■ Texto em estudo:
━━━━

Fugas - viagens

Continuação: página 2 de 3

Jaime, um seringueiro que não teve juventude

Ao lado da casa senhorial, fica o barracão de aviamento, outra construção em madeira. Era o sítio onde os seringueiros se abasteciam de alimentos como arroz, feijão, carne seca e café. E onde bebiam cachaça, para esquecer a dureza daquele trabalho. “Quando seringueiro ficava bravo, tomava uma cachaça e acalmava”, conta Jaime, quase sempre com um sorriso nos lábios. Acalmava e ficava mais endividado, porque a conta era paga com a borracha recolhida dia após dia. “A gente ficava sempre a dever. Nunca um trabalhador conseguia saldar a dívida”, diz, sobre essa contabilidade injusta, que em vez de salário dava dívidas aos seringueiros.

Os trabalhadores também tinham de comprar ao patrão as ferramentas para recolher o látex: a faca, a latinha e a poronga, uma lamparina para a cabeça, porque muito do trabalho do seringueiro era nocturno. “No início, saía à uma ou duas da manhã, chorando, com medo de ir e não voltar mais. Quando a gente vai a primeira vez, a gente vai com medo. Não tem costume de andar no mato sozinho à noite. Depois me acostumei”, diz Jaime, homem de fala rápida, relembrando os primeiros tempos em que cortou seringa.

O dia dos seringueiros começava às duas ou três da manhã, porque de madrugada o látex está mais fresco. Faziam-se os cortes de noite e deixava-se uma pequena tigelinha na árvore para recolher o leite. E ao final da manhã passava-se o látex para uma lata maior. Um trabalho duro, feito na escuridão e no meio de uma selva cheia de perigos. “Nunca fui mordido por cobra, mas conheci muita gente que morreu”, diz Jaime, que experimentou vários tipos de febres e doenças: “Acho que malária tive umas dez vezes.” À falta de médico, as ervas medicinais eram a solução: “A minha mãe era índia, sabia que ervas davam para curar a gente.”

━━━━

[Dados estruturados de análise de páginas]
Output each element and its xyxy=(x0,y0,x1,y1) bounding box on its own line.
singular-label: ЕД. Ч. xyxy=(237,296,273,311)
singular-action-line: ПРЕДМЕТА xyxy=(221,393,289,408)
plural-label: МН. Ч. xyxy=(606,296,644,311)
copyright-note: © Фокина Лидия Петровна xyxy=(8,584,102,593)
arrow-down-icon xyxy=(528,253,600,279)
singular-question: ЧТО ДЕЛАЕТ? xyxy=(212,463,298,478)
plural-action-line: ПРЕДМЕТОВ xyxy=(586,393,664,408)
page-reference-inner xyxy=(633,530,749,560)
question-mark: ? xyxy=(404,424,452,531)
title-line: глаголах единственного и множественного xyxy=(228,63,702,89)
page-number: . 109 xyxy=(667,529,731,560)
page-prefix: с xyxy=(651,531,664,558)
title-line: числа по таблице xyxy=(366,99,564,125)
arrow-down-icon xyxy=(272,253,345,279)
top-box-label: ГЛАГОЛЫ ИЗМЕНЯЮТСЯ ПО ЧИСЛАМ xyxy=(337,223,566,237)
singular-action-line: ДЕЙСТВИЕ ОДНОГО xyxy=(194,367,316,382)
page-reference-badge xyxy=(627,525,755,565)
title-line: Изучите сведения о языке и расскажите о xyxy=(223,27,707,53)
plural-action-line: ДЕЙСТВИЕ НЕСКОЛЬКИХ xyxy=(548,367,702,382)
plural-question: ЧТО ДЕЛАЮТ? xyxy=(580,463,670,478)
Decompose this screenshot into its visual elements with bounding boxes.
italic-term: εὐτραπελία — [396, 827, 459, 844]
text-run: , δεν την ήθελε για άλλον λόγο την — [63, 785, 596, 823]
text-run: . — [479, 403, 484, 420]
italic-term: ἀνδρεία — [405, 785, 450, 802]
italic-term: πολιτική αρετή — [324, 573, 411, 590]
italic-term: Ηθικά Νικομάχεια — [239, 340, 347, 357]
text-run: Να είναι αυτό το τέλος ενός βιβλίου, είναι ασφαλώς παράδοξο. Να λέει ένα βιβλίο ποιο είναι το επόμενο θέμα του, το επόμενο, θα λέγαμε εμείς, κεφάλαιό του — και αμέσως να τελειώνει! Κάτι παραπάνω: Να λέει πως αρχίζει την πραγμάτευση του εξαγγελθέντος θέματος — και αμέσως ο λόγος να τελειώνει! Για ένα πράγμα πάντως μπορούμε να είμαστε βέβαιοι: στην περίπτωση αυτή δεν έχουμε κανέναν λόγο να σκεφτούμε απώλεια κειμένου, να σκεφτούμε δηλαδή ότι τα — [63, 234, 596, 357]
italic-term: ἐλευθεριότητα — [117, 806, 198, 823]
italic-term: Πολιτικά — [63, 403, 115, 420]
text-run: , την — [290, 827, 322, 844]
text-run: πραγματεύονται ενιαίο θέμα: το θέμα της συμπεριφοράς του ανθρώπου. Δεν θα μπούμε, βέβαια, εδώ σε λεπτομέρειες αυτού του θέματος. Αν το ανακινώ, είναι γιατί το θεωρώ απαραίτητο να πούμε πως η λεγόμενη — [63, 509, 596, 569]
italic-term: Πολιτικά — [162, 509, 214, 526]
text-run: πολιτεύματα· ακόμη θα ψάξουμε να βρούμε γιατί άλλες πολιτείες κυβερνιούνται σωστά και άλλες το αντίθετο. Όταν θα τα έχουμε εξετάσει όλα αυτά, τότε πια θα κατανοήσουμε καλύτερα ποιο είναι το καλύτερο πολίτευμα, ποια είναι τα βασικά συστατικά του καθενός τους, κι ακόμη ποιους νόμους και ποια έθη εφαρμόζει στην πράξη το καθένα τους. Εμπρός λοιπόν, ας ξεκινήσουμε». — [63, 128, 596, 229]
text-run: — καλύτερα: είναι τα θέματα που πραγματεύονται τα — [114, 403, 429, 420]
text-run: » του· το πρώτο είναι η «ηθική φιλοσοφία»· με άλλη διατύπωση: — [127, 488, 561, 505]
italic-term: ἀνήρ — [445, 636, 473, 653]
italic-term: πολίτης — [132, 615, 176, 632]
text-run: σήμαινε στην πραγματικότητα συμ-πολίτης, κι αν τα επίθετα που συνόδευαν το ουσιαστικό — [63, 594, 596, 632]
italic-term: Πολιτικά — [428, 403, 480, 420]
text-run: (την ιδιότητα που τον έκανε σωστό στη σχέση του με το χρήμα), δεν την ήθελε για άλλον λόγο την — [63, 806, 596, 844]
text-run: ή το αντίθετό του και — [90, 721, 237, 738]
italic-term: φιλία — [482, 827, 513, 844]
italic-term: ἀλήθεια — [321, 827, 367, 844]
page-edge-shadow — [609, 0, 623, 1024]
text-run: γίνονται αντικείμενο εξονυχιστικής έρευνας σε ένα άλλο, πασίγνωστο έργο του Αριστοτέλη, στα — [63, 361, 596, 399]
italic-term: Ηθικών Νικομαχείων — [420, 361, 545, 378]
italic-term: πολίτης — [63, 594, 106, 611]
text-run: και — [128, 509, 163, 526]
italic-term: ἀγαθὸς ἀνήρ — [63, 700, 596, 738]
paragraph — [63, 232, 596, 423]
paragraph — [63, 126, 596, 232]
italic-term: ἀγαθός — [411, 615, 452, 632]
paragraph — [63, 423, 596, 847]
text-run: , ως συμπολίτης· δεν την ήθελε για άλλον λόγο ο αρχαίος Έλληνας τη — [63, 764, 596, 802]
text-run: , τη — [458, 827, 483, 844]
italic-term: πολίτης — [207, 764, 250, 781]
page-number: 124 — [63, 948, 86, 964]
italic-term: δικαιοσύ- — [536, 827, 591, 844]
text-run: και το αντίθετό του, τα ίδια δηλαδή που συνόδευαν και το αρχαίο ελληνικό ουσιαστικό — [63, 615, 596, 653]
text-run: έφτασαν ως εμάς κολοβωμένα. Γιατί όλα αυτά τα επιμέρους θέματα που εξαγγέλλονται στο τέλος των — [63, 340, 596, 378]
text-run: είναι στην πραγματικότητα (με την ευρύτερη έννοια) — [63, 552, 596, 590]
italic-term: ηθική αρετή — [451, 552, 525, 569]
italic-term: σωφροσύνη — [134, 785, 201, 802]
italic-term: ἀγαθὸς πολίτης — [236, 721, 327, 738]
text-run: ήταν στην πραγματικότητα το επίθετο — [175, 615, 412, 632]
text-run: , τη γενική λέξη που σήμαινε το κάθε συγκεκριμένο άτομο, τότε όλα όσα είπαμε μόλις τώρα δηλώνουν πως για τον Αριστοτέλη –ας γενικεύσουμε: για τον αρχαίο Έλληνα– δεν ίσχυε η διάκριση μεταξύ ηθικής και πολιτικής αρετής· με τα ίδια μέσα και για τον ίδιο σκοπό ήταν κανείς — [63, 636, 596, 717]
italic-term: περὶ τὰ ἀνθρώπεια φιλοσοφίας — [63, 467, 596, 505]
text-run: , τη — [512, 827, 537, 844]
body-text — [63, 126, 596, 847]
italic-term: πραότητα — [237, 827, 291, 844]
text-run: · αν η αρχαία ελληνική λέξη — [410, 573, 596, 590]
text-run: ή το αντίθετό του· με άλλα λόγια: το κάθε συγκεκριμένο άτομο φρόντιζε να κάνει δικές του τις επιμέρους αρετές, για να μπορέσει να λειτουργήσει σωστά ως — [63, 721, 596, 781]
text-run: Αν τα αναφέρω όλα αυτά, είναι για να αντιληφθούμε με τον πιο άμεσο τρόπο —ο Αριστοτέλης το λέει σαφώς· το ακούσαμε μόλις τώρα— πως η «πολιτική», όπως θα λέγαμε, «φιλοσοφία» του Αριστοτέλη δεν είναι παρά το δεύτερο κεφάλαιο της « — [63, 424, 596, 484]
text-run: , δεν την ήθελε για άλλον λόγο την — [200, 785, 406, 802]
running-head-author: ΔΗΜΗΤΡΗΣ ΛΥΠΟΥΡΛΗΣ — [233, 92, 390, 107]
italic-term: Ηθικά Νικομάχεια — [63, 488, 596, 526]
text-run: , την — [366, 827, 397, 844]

━━━━

■ Perguntas a responder:
- a) Segundo o texto sobre os seringueiros, quantas vezes Jaime acha que teve malária?
- b) Transcreva do texto sobre os seringueiros o trecho que vai de "Os trabalhadores também" até "que cortou seringa.", inclusive.

■ Respostas esperadas:
- a) Umas dez vezes.

- b)
Os trabalhadores também tinham de comprar ao patrão as ferramentas para recolher o látex: a faca, a latinha e a poronga, uma lamparina para a cabeça, porque muito do trabalho do seringueiro era nocturno. “No início, saía à uma ou duas da manhã, chorando, com medo de ir e não voltar mais. Quando a gente vai a primeira vez, a gente vai com medo. Não tem costume de andar no mato sozinho à noite. Depois me acostumei”, diz Jaime, homem de fala rápida, relembrando os primeiros tempos em que cortou seringa.